►

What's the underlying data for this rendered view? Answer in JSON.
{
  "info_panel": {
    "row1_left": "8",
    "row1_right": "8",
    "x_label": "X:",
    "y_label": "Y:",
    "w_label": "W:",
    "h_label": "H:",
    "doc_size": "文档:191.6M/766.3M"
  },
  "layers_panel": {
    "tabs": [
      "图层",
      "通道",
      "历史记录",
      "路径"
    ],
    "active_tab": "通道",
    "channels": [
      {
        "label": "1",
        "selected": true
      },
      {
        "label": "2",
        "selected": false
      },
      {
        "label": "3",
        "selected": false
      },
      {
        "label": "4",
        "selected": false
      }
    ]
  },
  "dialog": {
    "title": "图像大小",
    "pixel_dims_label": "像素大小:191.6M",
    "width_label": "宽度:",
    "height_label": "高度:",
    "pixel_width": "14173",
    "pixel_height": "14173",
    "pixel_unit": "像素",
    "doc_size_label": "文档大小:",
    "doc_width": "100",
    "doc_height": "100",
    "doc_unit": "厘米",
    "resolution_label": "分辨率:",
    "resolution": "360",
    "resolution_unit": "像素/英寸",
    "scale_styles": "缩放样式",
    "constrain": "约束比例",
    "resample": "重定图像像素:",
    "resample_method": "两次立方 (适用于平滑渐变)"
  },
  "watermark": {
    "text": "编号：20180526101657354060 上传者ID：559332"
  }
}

◄

> Problem details
All of the material above needs to be copied exactly.

> The response
What's the underlying data for this rendered view? Answer in JSON.
{
  "info_panel": {
    "row1_left": "8",
    "row1_right": "8",
    "x_label": "X:",
    "y_label": "Y:",
    "w_label": "W:",
    "h_label": "H:",
    "doc_size": "文档:191.6M/766.3M"
  },
  "layers_panel": {
    "tabs": [
      "图层",
      "通道",
      "历史记录",
      "路径"
    ],
    "active_tab": "通道",
    "channels": [
      {
        "label": "1",
        "selected": true
      },
      {
        "label": "2",
        "selected": false
      },
      {
        "label": "3",
        "selected": false
      },
      {
        "label": "4",
        "selected": false
      }
    ]
  },
  "dialog": {
    "title": "图像大小",
    "pixel_dims_label": "像素大小:191.6M",
    "width_label": "宽度:",
    "height_label": "高度:",
    "pixel_width": "14173",
    "pixel_height": "14173",
    "pixel_unit": "像素",
    "doc_size_label": "文档大小:",
    "doc_width": "100",
    "doc_height": "100",
    "doc_unit": "厘米",
    "resolution_label": "分辨率:",
    "resolution": "360",
    "resolution_unit": "像素/英寸",
    "scale_styles": "缩放样式",
    "constrain": "约束比例",
    "resample": "重定图像像素:",
    "resample_method": "两次立方 (适用于平滑渐变)"
  },
  "watermark": {
    "text": "编号：20180526101657354060 上传者ID：559332"
  }
}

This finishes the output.